DATA LISTING:
——————
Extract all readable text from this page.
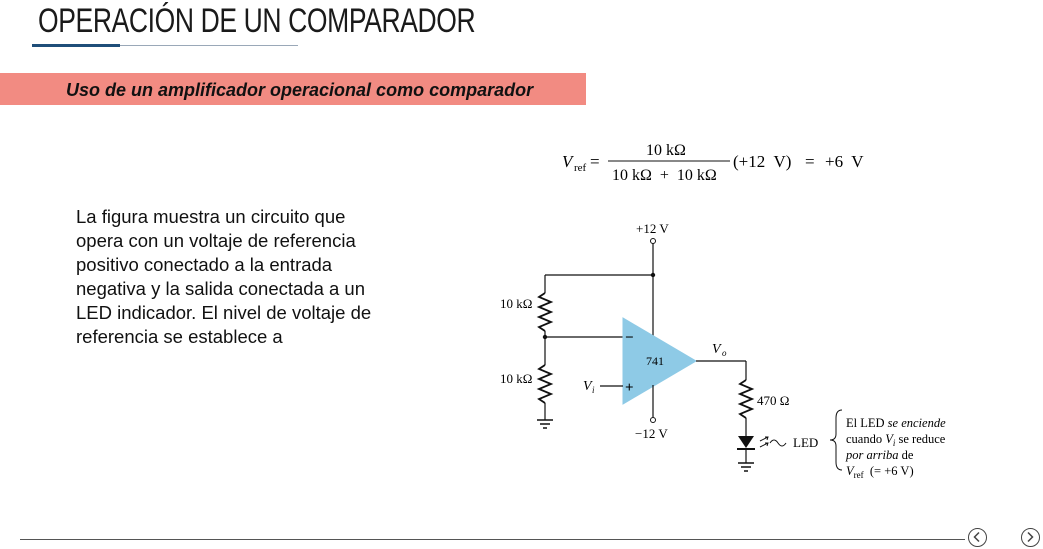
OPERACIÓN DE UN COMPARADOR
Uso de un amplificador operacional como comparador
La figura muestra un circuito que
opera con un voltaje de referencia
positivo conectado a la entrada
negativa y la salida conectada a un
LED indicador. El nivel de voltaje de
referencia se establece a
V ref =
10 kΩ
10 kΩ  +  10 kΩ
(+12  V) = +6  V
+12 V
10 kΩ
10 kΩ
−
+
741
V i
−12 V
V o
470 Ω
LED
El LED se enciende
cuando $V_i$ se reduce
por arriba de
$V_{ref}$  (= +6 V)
——————
WHAT YOU NEED TO DO:
Quote every line word for word and keep the images out of the copy.

WRITTEN RESPONSE:
Extract all readable text from this page.
OPERACIÓN DE UN COMPARADOR
Uso de un amplificador operacional como comparador
La figura muestra un circuito que
opera con un voltaje de referencia
positivo conectado a la entrada
negativa y la salida conectada a un
LED indicador. El nivel de voltaje de
referencia se establece a
V ref =
10 kΩ
10 kΩ  +  10 kΩ
(+12  V) = +6  V
+12 V
10 kΩ
10 kΩ
−
+
741
V i
−12 V
V o
470 Ω
LED
El LED se enciende
cuando $V_i$ se reduce
por arriba de
$V_{ref}$  (= +6 V)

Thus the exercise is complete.